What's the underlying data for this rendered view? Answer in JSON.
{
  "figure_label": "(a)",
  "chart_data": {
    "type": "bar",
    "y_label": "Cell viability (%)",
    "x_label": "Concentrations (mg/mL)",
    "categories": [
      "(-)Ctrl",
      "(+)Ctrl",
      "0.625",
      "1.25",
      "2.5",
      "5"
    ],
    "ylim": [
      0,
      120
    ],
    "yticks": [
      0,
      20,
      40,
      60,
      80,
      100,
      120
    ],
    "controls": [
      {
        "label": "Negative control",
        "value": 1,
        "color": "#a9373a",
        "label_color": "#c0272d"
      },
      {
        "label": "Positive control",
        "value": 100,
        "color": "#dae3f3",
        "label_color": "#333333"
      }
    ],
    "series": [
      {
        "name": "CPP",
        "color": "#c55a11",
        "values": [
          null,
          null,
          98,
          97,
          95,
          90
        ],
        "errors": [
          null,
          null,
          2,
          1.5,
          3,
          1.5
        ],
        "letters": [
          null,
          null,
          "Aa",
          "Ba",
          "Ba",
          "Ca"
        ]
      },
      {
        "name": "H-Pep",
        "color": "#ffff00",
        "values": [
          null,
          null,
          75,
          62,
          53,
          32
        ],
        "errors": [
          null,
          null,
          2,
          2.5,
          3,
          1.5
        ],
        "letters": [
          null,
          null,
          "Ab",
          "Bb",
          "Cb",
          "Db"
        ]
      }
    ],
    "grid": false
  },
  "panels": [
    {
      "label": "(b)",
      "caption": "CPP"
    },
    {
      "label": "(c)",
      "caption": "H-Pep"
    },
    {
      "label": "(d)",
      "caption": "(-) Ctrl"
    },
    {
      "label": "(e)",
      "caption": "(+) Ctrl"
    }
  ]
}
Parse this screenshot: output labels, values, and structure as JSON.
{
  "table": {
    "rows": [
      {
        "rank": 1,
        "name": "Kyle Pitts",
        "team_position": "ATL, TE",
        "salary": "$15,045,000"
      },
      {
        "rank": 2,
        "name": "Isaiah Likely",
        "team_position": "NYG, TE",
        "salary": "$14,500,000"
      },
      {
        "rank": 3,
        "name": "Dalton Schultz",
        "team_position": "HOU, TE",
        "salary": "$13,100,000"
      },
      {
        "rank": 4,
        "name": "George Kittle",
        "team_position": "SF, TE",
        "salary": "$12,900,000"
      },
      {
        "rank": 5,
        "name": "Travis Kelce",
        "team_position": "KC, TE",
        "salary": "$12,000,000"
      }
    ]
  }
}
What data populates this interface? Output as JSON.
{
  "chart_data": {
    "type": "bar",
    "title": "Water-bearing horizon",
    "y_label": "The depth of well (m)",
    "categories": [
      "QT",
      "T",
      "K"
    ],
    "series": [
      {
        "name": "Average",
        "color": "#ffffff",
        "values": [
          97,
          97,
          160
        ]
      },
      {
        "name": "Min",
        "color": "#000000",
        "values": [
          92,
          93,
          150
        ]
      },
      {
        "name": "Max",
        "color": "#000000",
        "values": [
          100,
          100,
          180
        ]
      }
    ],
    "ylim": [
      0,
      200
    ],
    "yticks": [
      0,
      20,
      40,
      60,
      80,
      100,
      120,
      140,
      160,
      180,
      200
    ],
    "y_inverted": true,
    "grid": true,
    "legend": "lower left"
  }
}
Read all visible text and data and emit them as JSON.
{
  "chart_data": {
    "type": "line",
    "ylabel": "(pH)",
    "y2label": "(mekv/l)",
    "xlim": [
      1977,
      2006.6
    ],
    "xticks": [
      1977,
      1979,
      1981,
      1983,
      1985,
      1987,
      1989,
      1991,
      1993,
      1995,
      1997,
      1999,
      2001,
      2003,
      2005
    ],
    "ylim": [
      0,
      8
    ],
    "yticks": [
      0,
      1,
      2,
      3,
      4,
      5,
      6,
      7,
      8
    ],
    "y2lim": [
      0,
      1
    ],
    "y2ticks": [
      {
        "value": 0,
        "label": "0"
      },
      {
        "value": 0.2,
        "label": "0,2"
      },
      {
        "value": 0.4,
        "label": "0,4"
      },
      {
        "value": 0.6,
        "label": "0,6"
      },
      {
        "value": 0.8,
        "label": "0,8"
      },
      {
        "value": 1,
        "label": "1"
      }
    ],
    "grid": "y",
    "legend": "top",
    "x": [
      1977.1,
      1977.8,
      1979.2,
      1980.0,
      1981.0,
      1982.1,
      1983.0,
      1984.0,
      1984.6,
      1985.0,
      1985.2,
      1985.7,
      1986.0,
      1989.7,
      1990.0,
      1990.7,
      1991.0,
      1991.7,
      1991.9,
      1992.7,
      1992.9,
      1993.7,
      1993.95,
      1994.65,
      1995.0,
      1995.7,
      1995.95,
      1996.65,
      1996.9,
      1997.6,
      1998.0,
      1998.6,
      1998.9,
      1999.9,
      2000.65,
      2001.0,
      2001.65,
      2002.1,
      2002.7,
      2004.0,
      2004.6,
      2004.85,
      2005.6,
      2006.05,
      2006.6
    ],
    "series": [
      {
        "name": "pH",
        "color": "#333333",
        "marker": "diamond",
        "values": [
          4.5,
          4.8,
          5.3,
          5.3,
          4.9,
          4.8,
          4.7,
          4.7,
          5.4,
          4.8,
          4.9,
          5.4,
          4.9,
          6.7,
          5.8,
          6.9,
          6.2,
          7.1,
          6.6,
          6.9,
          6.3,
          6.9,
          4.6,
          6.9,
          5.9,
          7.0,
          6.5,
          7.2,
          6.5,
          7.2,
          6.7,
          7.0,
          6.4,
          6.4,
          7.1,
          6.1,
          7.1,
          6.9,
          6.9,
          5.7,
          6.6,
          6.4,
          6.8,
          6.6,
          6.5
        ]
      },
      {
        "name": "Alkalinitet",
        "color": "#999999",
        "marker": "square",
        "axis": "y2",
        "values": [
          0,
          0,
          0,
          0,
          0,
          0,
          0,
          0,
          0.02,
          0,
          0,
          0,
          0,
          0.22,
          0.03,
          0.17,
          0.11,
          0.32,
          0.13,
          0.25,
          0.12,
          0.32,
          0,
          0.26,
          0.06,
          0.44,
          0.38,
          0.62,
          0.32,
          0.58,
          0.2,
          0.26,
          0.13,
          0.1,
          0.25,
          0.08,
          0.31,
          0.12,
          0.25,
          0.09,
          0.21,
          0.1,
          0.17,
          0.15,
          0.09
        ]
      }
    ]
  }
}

_Given problem:_
Type the material above out again, exactly.

_Final result:_
What's the underlying data for this rendered view? Answer in JSON.
{
  "figure_label": "(a)",
  "chart_data": {
    "type": "bar",
    "y_label": "Cell viability (%)",
    "x_label": "Concentrations (mg/mL)",
    "categories": [
      "(-)Ctrl",
      "(+)Ctrl",
      "0.625",
      "1.25",
      "2.5",
      "5"
    ],
    "ylim": [
      0,
      120
    ],
    "yticks": [
      0,
      20,
      40,
      60,
      80,
      100,
      120
    ],
    "controls": [
      {
        "label": "Negative control",
        "value": 1,
        "color": "#a9373a",
        "label_color": "#c0272d"
      },
      {
        "label": "Positive control",
        "value": 100,
        "color": "#dae3f3",
        "label_color": "#333333"
      }
    ],
    "series": [
      {
        "name": "CPP",
        "color": "#c55a11",
        "values": [
          null,
          null,
          98,
          97,
          95,
          90
        ],
        "errors": [
          null,
          null,
          2,
          1.5,
          3,
          1.5
        ],
        "letters": [
          null,
          null,
          "Aa",
          "Ba",
          "Ba",
          "Ca"
        ]
      },
      {
        "name": "H-Pep",
        "color": "#ffff00",
        "values": [
          null,
          null,
          75,
          62,
          53,
          32
        ],
        "errors": [
          null,
          null,
          2,
          2.5,
          3,
          1.5
        ],
        "letters": [
          null,
          null,
          "Ab",
          "Bb",
          "Cb",
          "Db"
        ]
      }
    ],
    "grid": false
  },
  "panels": [
    {
      "label": "(b)",
      "caption": "CPP"
    },
    {
      "label": "(c)",
      "caption": "H-Pep"
    },
    {
      "label": "(d)",
      "caption": "(-) Ctrl"
    },
    {
      "label": "(e)",
      "caption": "(+) Ctrl"
    }
  ]
}
Parse this screenshot: output labels, values, and structure as JSON.
{
  "table": {
    "rows": [
      {
        "rank": 1,
        "name": "Kyle Pitts",
        "team_position": "ATL, TE",
        "salary": "$15,045,000"
      },
      {
        "rank": 2,
        "name": "Isaiah Likely",
        "team_position": "NYG, TE",
        "salary": "$14,500,000"
      },
      {
        "rank": 3,
        "name": "Dalton Schultz",
        "team_position": "HOU, TE",
        "salary": "$13,100,000"
      },
      {
        "rank": 4,
        "name": "George Kittle",
        "team_position": "SF, TE",
        "salary": "$12,900,000"
      },
      {
        "rank": 5,
        "name": "Travis Kelce",
        "team_position": "KC, TE",
        "salary": "$12,000,000"
      }
    ]
  }
}
What data populates this interface? Output as JSON.
{
  "chart_data": {
    "type": "bar",
    "title": "Water-bearing horizon",
    "y_label": "The depth of well (m)",
    "categories": [
      "QT",
      "T",
      "K"
    ],
    "series": [
      {
        "name": "Average",
        "color": "#ffffff",
        "values": [
          97,
          97,
          160
        ]
      },
      {
        "name": "Min",
        "color": "#000000",
        "values": [
          92,
          93,
          150
        ]
      },
      {
        "name": "Max",
        "color": "#000000",
        "values": [
          100,
          100,
          180
        ]
      }
    ],
    "ylim": [
      0,
      200
    ],
    "yticks": [
      0,
      20,
      40,
      60,
      80,
      100,
      120,
      140,
      160,
      180,
      200
    ],
    "y_inverted": true,
    "grid": true,
    "legend": "lower left"
  }
}
Read all visible text and data and emit them as JSON.
{
  "chart_data": {
    "type": "line",
    "ylabel": "(pH)",
    "y2label": "(mekv/l)",
    "xlim": [
      1977,
      2006.6
    ],
    "xticks": [
      1977,
      1979,
      1981,
      1983,
      1985,
      1987,
      1989,
      1991,
      1993,
      1995,
      1997,
      1999,
      2001,
      2003,
      2005
    ],
    "ylim": [
      0,
      8
    ],
    "yticks": [
      0,
      1,
      2,
      3,
      4,
      5,
      6,
      7,
      8
    ],
    "y2lim": [
      0,
      1
    ],
    "y2ticks": [
      {
        "value": 0,
        "label": "0"
      },
      {
        "value": 0.2,
        "label": "0,2"
      },
      {
        "value": 0.4,
        "label": "0,4"
      },
      {
        "value": 0.6,
        "label": "0,6"
      },
      {
        "value": 0.8,
        "label": "0,8"
      },
      {
        "value": 1,
        "label": "1"
      }
    ],
    "grid": "y",
    "legend": "top",
    "x": [
      1977.1,
      1977.8,
      1979.2,
      1980.0,
      1981.0,
      1982.1,
      1983.0,
      1984.0,
      1984.6,
      1985.0,
      1985.2,
      1985.7,
      1986.0,
      1989.7,
      1990.0,
      1990.7,
      1991.0,
      1991.7,
      1991.9,
      1992.7,
      1992.9,
      1993.7,
      1993.95,
      1994.65,
      1995.0,
      1995.7,
      1995.95,
      1996.65,
      1996.9,
      1997.6,
      1998.0,
      1998.6,
      1998.9,
      1999.9,
      2000.65,
      2001.0,
      2001.65,
      2002.1,
      2002.7,
      2004.0,
      2004.6,
      2004.85,
      2005.6,
      2006.05,
      2006.6
    ],
    "series": [
      {
        "name": "pH",
        "color": "#333333",
        "marker": "diamond",
        "values": [
          4.5,
          4.8,
          5.3,
          5.3,
          4.9,
          4.8,
          4.7,
          4.7,
          5.4,
          4.8,
          4.9,
          5.4,
          4.9,
          6.7,
          5.8,
          6.9,
          6.2,
          7.1,
          6.6,
          6.9,
          6.3,
          6.9,
          4.6,
          6.9,
          5.9,
          7.0,
          6.5,
          7.2,
          6.5,
          7.2,
          6.7,
          7.0,
          6.4,
          6.4,
          7.1,
          6.1,
          7.1,
          6.9,
          6.9,
          5.7,
          6.6,
          6.4,
          6.8,
          6.6,
          6.5
        ]
      },
      {
        "name": "Alkalinitet",
        "color": "#999999",
        "marker": "square",
        "axis": "y2",
        "values": [
          0,
          0,
          0,
          0,
          0,
          0,
          0,
          0,
          0.02,
          0,
          0,
          0,
          0,
          0.22,
          0.03,
          0.17,
          0.11,
          0.32,
          0.13,
          0.25,
          0.12,
          0.32,
          0,
          0.26,
          0.06,
          0.44,
          0.38,
          0.62,
          0.32,
          0.58,
          0.2,
          0.26,
          0.13,
          0.1,
          0.25,
          0.08,
          0.31,
          0.12,
          0.25,
          0.09,
          0.21,
          0.1,
          0.17,
          0.15,
          0.09
        ]
      }
    ]
  }
}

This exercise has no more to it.